**Exercise material:**
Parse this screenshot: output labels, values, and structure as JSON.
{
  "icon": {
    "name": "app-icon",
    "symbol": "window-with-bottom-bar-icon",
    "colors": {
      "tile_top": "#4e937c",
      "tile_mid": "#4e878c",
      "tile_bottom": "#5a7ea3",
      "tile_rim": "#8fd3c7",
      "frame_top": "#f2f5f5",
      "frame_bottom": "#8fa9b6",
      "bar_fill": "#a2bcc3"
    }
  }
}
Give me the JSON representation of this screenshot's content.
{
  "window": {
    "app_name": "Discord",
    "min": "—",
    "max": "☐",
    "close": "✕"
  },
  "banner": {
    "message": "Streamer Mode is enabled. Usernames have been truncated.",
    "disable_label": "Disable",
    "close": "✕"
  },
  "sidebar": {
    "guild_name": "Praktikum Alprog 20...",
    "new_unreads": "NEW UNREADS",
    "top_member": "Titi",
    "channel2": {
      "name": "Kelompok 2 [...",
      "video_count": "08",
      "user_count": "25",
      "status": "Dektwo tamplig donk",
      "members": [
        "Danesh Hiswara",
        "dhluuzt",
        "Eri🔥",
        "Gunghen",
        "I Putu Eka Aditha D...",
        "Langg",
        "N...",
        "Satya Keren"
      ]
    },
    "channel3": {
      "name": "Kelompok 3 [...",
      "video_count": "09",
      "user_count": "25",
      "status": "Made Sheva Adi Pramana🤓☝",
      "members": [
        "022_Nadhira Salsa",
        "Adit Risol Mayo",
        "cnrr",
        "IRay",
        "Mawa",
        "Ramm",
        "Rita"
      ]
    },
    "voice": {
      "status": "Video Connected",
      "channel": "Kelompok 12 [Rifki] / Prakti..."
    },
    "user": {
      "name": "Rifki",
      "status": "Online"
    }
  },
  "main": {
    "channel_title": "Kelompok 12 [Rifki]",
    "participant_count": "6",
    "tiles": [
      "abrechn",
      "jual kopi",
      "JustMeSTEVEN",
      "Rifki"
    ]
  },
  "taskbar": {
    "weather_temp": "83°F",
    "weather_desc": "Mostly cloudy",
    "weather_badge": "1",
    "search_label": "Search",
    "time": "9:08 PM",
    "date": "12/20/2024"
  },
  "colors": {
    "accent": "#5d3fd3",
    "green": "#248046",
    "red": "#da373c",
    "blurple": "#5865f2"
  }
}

**Stated task:** Identify the lines of the data that contain the word "Rifki". Copy each of them.

**Written solution:**
      "channel": "Kelompok 12 [Rifki] / Prakti..."
      "name": "Rifki",
    "channel_title": "Kelompok 12 [Rifki]",
      "Rifki"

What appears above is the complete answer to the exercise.